For the data below, work out how many lines include the string "marker" and report only the number.

╔══

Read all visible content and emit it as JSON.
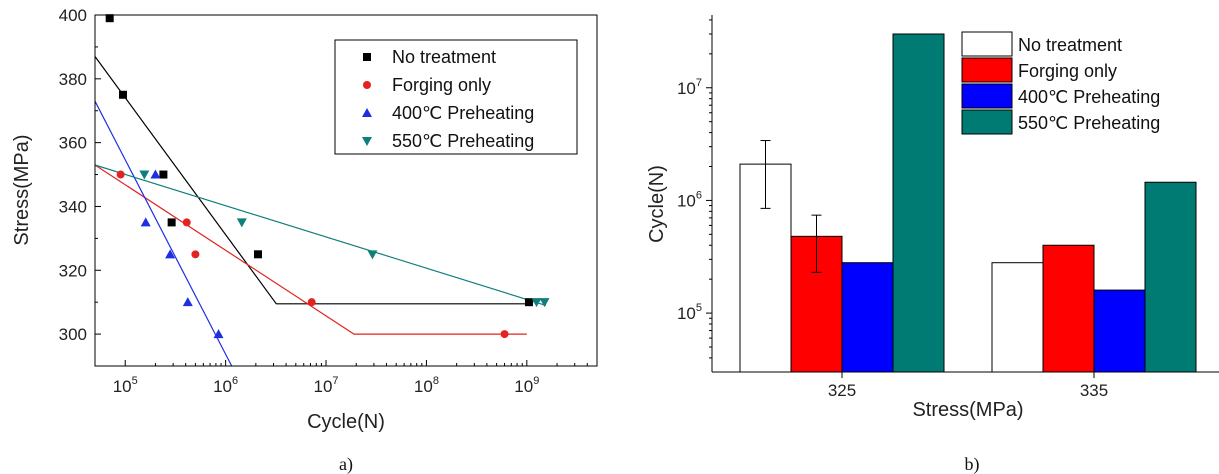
{
  "chart_data": [
    {
      "type": "scatter",
      "panel_label": "a)",
      "xlabel": "Cycle(N)",
      "ylabel": "Stress(MPa)",
      "x_scale": "log",
      "xlim": [
        50000,
        5000000000
      ],
      "ylim": [
        290,
        400
      ],
      "x_ticks": [
        {
          "value": 100000,
          "base": "10",
          "exp": "5"
        },
        {
          "value": 1000000,
          "base": "10",
          "exp": "6"
        },
        {
          "value": 10000000,
          "base": "10",
          "exp": "7"
        },
        {
          "value": 100000000,
          "base": "10",
          "exp": "8"
        },
        {
          "value": 1000000000,
          "base": "10",
          "exp": "9"
        }
      ],
      "y_ticks": [
        "300",
        "320",
        "340",
        "360",
        "380",
        "400"
      ],
      "legend_position": "top-right",
      "series": [
        {
          "name": "No treatment",
          "marker": "square",
          "color": "#000000",
          "points": [
            [
              70000,
              399
            ],
            [
              95000,
              375
            ],
            [
              240000,
              350
            ],
            [
              290000,
              335
            ],
            [
              2100000,
              325
            ],
            [
              1050000000,
              310
            ]
          ],
          "fit": [
            [
              50000,
              387
            ],
            [
              3200000,
              309.5
            ],
            [
              1100000000,
              309.5
            ]
          ]
        },
        {
          "name": "Forging only",
          "marker": "circle",
          "color": "#e32222",
          "points": [
            [
              90000,
              350
            ],
            [
              410000,
              335
            ],
            [
              500000,
              325
            ],
            [
              7200000,
              310
            ],
            [
              600000000,
              300
            ]
          ],
          "fit": [
            [
              50000,
              353
            ],
            [
              19000000,
              300
            ],
            [
              1000000000,
              300
            ]
          ]
        },
        {
          "name": "400℃ Preheating",
          "marker": "triangle-up",
          "color": "#1d2fe0",
          "points": [
            [
              160000,
              335
            ],
            [
              200000,
              350
            ],
            [
              280000,
              325
            ],
            [
              420000,
              310
            ],
            [
              850000,
              300
            ]
          ],
          "fit": [
            [
              50000,
              373
            ],
            [
              1150000,
              290
            ]
          ]
        },
        {
          "name": "550℃ Preheating",
          "marker": "triangle-down",
          "color": "#0f7f7c",
          "points": [
            [
              155000,
              350
            ],
            [
              1450000,
              335
            ],
            [
              29000000,
              325
            ],
            [
              1250000000,
              310
            ],
            [
              1500000000,
              310
            ]
          ],
          "fit": [
            [
              50000,
              353
            ],
            [
              1550000000,
              309
            ]
          ]
        }
      ]
    },
    {
      "type": "bar",
      "panel_label": "b)",
      "xlabel": "Stress(MPa)",
      "ylabel": "Cycle(N)",
      "y_scale": "log",
      "ylim": [
        30000,
        30000000
      ],
      "y_ticks": [
        {
          "value": 100000,
          "base": "10",
          "exp": "5"
        },
        {
          "value": 1000000,
          "base": "10",
          "exp": "6"
        },
        {
          "value": 10000000,
          "base": "10",
          "exp": "7"
        }
      ],
      "categories": [
        "325",
        "335"
      ],
      "legend_position": "top-right",
      "series": [
        {
          "name": "No treatment",
          "color": "#ffffff",
          "values": [
            2100000,
            280000
          ],
          "error_bars": [
            [
              850000,
              3400000
            ],
            null
          ]
        },
        {
          "name": "Forging only",
          "color": "#ff0000",
          "values": [
            480000,
            400000
          ],
          "error_bars": [
            [
              230000,
              740000
            ],
            null
          ]
        },
        {
          "name": "400℃ Preheating",
          "color": "#0000ff",
          "values": [
            280000,
            160000
          ],
          "error_bars": [
            null,
            null
          ]
        },
        {
          "name": "550℃ Preheating",
          "color": "#007b74",
          "values": [
            30000000,
            1450000
          ],
          "error_bars": [
            null,
            null
          ]
        }
      ]
    }
  ]
}
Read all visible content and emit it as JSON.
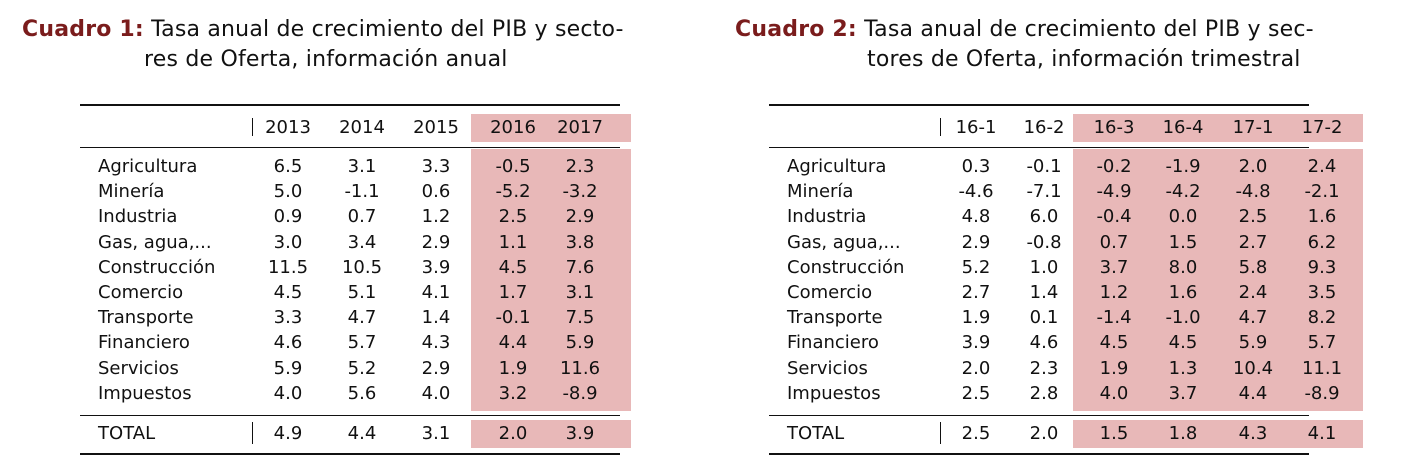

╚══

◆ TASK RESULT ◆
4